Exercise brief: Of the lines below, count those containing the word "Matched". Reply with the number alone.

Record excerpts:
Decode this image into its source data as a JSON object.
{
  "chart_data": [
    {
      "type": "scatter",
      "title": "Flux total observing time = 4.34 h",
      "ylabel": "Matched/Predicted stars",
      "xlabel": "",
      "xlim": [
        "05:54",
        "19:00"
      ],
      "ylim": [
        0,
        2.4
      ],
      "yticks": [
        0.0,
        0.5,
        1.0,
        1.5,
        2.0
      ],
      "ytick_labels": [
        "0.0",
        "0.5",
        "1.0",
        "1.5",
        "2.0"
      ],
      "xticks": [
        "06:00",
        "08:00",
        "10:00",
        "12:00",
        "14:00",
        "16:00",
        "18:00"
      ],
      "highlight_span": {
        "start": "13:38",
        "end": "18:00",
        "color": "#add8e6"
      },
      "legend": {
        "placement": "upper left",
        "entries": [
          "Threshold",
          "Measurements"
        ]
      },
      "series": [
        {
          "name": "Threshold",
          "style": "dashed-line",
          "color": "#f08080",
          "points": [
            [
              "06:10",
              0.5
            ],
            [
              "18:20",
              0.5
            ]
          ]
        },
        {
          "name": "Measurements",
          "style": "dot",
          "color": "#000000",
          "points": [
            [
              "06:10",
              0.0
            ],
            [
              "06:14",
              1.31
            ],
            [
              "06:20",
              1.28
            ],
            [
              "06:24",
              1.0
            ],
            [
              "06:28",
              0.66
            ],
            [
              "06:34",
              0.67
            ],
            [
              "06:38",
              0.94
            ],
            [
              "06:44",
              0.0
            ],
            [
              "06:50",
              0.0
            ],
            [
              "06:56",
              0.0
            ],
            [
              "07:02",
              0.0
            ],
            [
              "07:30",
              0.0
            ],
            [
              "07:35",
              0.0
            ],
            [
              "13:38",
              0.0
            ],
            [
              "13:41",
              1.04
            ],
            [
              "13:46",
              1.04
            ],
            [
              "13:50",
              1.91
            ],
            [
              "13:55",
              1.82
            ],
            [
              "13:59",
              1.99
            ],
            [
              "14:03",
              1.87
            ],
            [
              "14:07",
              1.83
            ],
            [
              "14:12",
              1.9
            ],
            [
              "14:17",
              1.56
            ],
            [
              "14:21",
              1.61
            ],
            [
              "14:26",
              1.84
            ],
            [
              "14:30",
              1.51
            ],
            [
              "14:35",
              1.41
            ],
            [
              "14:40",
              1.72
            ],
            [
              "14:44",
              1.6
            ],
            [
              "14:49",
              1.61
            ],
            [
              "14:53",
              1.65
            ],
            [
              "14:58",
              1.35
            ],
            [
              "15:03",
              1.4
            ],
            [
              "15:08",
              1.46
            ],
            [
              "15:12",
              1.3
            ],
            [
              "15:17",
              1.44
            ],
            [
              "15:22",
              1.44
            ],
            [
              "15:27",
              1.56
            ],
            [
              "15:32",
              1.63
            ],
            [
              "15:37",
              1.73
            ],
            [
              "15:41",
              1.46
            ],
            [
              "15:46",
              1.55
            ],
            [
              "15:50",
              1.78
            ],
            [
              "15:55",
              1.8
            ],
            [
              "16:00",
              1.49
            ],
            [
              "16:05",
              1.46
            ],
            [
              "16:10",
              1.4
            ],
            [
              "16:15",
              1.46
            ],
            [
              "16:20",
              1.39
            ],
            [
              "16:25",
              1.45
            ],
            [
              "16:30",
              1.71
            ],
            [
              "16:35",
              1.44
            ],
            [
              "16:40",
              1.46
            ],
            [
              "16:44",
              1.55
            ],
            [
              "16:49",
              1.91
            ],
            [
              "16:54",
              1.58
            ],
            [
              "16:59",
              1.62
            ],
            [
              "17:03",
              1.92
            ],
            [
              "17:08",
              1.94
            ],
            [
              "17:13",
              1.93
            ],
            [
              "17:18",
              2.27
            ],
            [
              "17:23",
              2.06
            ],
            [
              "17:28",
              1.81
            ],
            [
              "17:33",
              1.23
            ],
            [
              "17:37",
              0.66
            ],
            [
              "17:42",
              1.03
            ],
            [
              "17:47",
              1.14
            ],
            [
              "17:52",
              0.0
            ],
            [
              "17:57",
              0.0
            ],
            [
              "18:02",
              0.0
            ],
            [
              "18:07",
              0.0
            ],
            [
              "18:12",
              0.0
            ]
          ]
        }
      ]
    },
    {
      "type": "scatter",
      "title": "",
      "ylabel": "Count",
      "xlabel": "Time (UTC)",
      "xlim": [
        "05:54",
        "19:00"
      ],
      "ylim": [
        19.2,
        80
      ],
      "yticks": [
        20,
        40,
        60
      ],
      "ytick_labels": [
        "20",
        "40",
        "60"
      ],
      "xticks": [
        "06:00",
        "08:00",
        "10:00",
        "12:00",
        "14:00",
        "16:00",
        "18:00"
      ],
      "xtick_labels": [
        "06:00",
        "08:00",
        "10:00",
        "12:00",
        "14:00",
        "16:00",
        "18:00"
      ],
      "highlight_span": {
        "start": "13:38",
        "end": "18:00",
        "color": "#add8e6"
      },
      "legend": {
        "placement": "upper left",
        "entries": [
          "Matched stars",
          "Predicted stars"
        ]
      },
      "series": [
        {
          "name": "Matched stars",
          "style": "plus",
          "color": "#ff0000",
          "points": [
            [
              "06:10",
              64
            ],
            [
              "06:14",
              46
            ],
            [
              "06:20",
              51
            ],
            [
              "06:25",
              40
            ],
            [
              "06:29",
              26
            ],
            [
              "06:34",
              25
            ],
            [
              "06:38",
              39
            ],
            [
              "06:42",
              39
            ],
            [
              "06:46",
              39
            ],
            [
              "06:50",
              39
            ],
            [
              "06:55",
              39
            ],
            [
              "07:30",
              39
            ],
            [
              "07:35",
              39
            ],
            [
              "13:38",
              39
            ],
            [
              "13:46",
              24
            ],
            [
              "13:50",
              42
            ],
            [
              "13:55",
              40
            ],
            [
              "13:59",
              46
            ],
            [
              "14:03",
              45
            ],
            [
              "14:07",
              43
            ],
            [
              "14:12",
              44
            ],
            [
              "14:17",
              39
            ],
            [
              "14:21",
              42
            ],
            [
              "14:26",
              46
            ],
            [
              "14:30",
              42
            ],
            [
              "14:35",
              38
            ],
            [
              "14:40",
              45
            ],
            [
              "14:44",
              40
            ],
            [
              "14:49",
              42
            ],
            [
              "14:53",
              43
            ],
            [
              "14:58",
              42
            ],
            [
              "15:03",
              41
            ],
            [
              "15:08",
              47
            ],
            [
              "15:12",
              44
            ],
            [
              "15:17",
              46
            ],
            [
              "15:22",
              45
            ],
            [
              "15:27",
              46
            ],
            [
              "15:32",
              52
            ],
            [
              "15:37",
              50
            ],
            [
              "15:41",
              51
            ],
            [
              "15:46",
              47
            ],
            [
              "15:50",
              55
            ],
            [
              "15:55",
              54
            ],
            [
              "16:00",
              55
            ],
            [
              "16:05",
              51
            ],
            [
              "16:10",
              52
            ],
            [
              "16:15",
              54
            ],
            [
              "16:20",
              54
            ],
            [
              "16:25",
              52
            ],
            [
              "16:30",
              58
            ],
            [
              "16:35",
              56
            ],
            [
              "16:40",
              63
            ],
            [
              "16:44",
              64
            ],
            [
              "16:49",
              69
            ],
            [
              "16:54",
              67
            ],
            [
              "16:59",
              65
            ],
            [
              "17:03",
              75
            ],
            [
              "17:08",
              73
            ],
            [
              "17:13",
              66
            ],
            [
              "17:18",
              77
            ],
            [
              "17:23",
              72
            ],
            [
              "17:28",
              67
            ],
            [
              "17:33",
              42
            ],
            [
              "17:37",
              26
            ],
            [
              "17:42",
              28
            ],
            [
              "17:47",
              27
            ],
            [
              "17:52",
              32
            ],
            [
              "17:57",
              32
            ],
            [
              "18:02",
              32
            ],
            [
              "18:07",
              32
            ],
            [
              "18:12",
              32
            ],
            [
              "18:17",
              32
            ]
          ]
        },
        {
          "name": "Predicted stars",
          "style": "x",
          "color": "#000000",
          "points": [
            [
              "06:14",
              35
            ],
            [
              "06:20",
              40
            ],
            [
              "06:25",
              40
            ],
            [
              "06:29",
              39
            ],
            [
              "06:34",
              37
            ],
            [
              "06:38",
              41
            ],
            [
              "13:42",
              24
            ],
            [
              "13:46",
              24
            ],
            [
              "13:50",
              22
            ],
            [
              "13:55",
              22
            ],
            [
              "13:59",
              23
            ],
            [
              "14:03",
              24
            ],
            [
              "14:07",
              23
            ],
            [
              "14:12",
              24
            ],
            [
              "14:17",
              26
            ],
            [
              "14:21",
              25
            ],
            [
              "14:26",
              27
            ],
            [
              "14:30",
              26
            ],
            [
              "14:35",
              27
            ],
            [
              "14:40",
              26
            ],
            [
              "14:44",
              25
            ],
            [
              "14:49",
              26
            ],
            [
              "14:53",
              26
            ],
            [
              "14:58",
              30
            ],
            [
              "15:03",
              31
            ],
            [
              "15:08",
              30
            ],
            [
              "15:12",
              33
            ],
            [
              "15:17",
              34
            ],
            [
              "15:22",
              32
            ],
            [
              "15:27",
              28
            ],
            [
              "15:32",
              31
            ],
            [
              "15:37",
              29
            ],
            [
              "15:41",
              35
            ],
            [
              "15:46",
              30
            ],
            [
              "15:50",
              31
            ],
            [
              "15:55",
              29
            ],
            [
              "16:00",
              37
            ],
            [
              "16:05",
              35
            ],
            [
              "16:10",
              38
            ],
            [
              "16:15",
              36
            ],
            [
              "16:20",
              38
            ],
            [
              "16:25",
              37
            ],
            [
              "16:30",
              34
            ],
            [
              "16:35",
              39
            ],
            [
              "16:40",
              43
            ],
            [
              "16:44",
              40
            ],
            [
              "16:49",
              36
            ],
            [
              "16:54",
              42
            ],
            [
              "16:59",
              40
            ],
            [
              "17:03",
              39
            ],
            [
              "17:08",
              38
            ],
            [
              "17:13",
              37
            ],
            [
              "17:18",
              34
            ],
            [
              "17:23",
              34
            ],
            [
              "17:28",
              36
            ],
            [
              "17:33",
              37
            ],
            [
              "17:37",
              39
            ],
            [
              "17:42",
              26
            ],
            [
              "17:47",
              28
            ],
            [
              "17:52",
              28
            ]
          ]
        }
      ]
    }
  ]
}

Solution to the problem: 3